#### [REQUEST]
Starting with the line that has "Convert this chart" in it, repeat every line through the last one, word for word, and give nothing more.

---------------

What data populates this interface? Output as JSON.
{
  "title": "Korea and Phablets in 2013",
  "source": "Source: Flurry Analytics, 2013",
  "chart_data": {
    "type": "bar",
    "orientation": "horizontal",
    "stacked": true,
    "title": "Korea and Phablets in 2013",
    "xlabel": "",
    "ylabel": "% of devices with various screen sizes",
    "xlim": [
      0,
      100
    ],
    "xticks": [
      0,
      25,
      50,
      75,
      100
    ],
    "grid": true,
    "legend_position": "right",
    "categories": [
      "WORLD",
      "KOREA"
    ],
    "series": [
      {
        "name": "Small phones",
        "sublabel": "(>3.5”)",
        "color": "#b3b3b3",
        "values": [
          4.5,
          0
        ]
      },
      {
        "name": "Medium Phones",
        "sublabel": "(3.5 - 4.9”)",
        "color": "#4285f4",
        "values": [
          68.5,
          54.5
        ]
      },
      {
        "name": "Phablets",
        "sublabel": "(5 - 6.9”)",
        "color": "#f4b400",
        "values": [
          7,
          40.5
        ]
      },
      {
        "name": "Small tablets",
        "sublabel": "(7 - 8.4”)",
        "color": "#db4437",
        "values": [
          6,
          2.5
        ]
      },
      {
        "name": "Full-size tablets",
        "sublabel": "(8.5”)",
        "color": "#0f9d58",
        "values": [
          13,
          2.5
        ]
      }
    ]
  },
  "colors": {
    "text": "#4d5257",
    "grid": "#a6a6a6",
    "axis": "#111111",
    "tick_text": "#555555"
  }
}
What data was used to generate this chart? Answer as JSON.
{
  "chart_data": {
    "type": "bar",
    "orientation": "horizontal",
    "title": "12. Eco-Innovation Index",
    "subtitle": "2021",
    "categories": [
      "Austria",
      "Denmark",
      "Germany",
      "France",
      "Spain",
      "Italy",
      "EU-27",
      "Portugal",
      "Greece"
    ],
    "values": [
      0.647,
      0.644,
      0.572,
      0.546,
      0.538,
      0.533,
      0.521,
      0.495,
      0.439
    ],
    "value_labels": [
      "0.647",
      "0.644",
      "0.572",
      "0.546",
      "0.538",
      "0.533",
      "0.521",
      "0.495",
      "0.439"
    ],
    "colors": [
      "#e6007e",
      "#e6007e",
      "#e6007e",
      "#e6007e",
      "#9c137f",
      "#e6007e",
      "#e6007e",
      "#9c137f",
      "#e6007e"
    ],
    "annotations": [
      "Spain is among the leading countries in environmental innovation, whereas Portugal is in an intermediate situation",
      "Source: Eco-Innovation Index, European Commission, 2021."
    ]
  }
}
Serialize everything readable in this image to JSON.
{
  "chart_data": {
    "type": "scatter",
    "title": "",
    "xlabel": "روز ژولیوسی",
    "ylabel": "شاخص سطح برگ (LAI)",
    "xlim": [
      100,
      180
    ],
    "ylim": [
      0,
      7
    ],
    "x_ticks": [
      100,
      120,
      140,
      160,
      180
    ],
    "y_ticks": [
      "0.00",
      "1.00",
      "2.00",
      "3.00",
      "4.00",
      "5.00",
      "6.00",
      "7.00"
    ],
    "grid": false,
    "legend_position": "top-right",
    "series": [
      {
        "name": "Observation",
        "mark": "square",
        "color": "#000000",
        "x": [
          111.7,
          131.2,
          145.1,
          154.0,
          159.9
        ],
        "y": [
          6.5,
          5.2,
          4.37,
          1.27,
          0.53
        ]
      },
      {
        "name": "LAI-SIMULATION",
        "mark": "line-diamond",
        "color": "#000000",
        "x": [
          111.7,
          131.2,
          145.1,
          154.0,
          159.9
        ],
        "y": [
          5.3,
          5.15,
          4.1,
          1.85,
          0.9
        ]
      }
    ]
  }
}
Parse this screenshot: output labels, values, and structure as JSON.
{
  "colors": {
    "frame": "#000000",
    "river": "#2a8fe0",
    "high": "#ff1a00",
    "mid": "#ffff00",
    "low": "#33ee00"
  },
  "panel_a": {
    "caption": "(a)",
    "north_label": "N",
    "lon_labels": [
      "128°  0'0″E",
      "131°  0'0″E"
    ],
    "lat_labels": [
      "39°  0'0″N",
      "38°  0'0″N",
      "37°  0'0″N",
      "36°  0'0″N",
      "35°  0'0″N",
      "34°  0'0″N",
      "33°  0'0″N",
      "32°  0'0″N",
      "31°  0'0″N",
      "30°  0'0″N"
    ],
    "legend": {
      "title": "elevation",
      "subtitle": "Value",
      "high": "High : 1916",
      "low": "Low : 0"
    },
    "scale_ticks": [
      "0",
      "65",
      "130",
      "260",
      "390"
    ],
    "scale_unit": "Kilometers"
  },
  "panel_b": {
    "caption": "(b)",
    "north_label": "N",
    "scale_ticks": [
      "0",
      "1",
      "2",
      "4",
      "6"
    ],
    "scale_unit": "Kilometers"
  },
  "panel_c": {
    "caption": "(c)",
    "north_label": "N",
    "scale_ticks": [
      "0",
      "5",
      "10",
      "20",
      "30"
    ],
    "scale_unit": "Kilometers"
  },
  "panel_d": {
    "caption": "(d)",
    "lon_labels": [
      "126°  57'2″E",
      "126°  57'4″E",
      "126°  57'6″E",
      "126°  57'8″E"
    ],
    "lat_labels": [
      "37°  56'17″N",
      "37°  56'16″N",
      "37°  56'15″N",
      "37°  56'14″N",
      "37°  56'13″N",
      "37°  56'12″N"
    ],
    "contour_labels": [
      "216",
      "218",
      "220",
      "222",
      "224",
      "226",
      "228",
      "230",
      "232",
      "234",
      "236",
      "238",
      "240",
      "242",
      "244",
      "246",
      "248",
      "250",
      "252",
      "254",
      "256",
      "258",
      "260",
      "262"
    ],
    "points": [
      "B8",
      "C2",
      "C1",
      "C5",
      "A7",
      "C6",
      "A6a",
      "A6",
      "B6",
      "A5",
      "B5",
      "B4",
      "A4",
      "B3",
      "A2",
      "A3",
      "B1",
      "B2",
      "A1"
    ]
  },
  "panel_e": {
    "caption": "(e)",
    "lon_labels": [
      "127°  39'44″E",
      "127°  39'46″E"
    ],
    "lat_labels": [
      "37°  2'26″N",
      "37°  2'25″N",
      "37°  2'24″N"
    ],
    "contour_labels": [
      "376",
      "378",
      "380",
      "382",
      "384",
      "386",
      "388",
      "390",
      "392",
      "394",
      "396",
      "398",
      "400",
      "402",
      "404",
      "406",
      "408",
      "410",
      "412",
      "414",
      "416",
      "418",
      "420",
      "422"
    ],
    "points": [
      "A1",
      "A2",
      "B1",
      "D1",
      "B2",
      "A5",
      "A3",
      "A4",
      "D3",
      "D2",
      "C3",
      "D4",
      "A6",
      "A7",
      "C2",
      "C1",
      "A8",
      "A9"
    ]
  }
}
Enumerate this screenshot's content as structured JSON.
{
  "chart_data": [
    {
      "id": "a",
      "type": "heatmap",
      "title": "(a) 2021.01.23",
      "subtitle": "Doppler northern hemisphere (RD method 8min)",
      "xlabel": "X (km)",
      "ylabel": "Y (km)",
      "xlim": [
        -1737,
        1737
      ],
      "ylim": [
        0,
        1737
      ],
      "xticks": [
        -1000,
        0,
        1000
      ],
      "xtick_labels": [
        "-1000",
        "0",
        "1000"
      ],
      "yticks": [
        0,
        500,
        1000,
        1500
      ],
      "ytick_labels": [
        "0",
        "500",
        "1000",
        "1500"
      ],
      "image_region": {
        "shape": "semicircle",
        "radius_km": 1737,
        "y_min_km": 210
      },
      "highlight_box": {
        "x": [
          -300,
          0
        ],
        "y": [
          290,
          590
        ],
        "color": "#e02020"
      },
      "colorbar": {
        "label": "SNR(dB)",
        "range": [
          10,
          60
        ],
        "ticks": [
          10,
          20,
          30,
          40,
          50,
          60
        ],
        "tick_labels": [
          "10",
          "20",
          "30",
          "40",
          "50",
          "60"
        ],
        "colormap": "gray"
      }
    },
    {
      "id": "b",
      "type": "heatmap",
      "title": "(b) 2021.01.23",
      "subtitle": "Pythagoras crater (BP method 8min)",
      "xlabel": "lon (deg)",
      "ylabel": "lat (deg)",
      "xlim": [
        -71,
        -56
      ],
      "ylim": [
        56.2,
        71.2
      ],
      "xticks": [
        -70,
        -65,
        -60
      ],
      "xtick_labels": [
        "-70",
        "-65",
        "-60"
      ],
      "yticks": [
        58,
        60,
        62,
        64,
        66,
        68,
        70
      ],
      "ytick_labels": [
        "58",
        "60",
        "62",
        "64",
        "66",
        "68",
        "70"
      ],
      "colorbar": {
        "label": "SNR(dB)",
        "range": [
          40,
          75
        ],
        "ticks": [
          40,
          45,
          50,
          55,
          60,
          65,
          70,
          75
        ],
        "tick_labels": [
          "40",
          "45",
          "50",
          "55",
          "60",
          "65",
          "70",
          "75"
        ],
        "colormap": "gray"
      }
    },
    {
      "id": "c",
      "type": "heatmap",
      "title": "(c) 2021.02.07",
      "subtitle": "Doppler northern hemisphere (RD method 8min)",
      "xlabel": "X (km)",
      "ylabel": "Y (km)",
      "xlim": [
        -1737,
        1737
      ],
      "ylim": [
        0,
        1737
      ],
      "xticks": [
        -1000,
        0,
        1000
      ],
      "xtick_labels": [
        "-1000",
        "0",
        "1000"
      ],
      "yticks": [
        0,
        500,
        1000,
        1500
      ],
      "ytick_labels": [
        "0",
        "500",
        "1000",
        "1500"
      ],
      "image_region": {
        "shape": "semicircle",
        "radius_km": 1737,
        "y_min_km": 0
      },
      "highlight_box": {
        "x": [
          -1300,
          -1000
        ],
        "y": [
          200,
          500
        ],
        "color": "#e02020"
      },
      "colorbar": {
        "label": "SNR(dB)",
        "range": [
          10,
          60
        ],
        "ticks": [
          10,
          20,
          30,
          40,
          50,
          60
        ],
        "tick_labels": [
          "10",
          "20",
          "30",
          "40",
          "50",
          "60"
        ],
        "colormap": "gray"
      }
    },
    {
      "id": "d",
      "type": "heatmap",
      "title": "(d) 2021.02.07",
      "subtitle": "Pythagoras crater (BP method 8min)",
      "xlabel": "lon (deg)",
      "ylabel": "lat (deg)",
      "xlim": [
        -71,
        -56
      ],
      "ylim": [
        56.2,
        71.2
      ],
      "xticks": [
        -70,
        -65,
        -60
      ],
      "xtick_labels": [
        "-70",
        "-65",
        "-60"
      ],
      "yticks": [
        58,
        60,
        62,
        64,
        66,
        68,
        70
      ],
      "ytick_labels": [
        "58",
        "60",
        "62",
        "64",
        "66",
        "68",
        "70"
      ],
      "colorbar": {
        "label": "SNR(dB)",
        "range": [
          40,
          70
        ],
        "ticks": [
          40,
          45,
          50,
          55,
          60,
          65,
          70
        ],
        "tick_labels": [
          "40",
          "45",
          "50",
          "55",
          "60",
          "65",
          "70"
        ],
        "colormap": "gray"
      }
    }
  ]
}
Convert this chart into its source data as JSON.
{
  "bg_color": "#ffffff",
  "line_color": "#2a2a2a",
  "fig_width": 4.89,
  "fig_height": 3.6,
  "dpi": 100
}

---------------

#### [THE RESULT]
Convert this chart into its source data as JSON.
{
  "bg_color": "#ffffff",
  "line_color": "#2a2a2a",
  "fig_width": 4.89,
  "fig_height": 3.6,
  "dpi": 100
}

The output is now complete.